● Task goal:
The exercise asks you to copy every line below in which "агролесомелиорацией" appears.

● Supplied material:
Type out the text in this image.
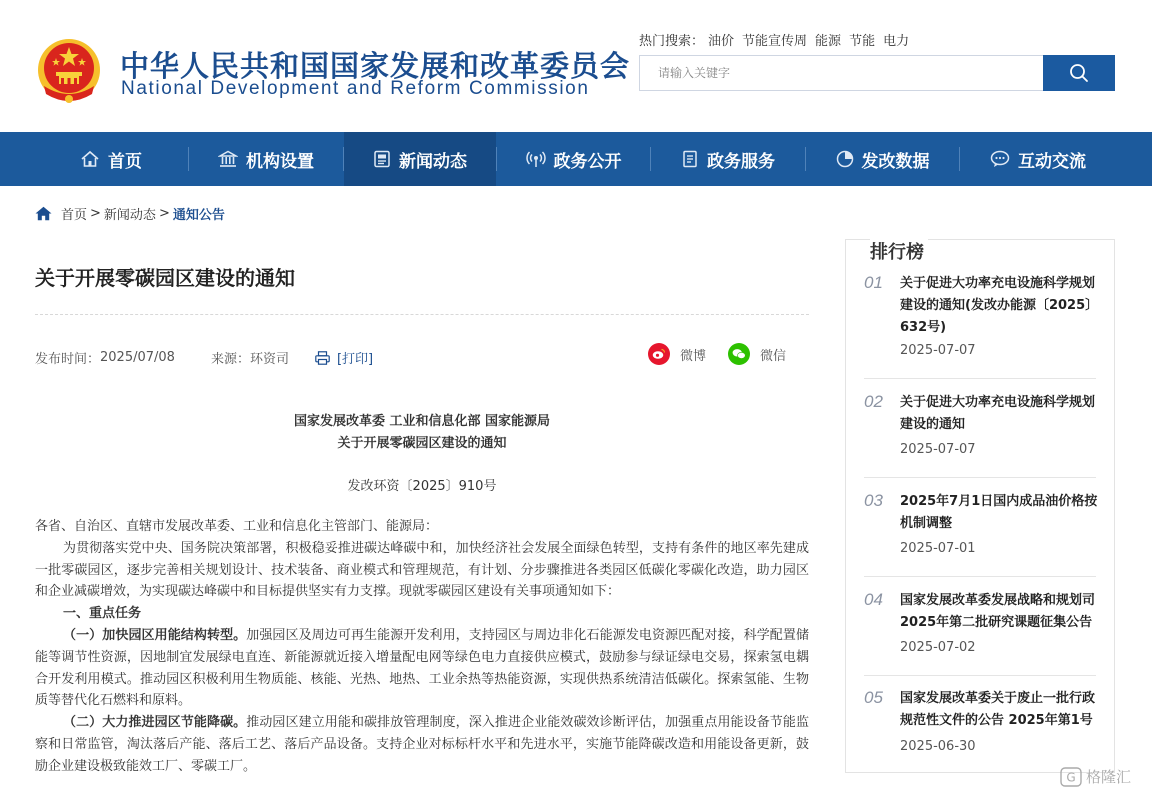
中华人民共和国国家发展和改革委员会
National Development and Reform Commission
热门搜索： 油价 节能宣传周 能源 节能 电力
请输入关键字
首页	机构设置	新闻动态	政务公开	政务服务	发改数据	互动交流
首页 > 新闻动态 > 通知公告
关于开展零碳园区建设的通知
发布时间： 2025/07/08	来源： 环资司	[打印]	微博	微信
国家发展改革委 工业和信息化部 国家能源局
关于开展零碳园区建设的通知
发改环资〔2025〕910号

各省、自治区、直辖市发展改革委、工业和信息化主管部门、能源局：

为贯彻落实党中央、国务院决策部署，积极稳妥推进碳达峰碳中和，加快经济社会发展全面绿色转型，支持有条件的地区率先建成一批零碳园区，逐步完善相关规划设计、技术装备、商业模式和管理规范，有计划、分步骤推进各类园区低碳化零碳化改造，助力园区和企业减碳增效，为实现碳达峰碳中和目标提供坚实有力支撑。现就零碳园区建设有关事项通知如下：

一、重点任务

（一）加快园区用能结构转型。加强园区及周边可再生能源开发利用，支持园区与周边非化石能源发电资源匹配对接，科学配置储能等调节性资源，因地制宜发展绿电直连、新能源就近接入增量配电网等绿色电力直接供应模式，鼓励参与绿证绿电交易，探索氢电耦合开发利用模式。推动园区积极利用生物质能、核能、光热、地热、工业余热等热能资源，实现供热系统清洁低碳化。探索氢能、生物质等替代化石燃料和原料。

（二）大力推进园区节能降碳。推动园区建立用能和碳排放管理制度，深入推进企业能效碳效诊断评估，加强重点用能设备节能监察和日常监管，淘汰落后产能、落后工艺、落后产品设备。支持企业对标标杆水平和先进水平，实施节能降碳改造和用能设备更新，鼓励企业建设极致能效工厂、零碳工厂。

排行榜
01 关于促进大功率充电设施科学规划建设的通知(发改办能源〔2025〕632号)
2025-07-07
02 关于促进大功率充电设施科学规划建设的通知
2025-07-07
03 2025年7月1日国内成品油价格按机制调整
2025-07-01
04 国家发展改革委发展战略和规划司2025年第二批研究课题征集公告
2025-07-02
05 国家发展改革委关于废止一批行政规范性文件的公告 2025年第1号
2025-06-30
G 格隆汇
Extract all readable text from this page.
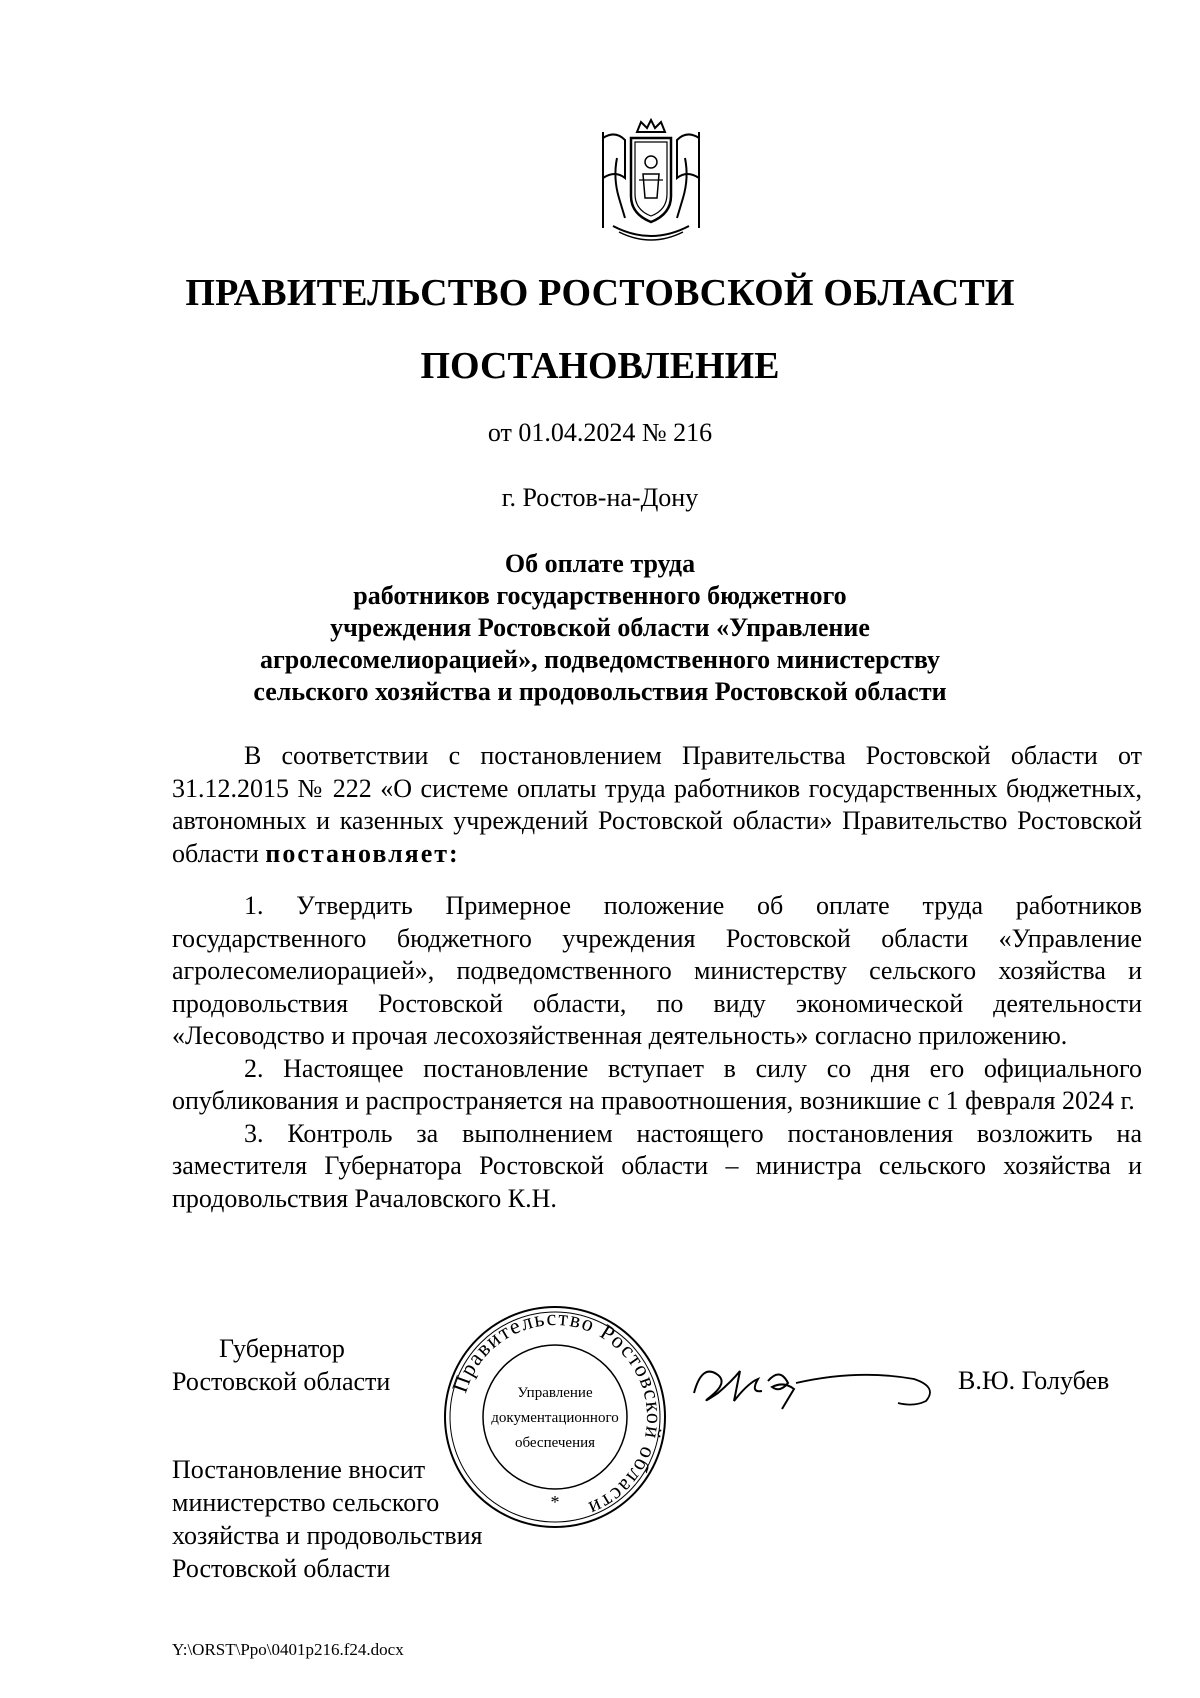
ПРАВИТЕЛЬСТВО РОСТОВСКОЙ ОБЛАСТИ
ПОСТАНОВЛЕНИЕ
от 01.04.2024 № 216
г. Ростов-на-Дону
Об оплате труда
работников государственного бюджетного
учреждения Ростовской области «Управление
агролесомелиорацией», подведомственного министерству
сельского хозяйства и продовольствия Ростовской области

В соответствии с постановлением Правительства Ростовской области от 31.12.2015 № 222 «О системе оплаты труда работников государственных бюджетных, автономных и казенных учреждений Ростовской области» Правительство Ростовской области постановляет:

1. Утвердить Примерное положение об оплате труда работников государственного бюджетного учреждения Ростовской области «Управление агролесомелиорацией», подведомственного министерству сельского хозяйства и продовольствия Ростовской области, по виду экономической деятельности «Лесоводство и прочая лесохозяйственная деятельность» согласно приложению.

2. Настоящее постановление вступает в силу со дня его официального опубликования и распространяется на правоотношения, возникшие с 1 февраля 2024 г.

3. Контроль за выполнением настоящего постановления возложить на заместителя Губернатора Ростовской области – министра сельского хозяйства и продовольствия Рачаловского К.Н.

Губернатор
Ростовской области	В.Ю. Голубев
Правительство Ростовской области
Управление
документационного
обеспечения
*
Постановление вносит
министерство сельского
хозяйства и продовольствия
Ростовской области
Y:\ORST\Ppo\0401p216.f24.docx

● Response for this exercise:
агролесомелиорацией», подведомственного министерству
1. Утвердить Примерное положение об оплате труда работников государственного бюджетного учреждения Ростовской области «Управление агролесомелиорацией», подведомственного министерству сельского хозяйства и продовольствия Ростовской области, по виду экономической деятельности «Лесоводство и прочая лесохозяйственная деятельность» согласно приложению.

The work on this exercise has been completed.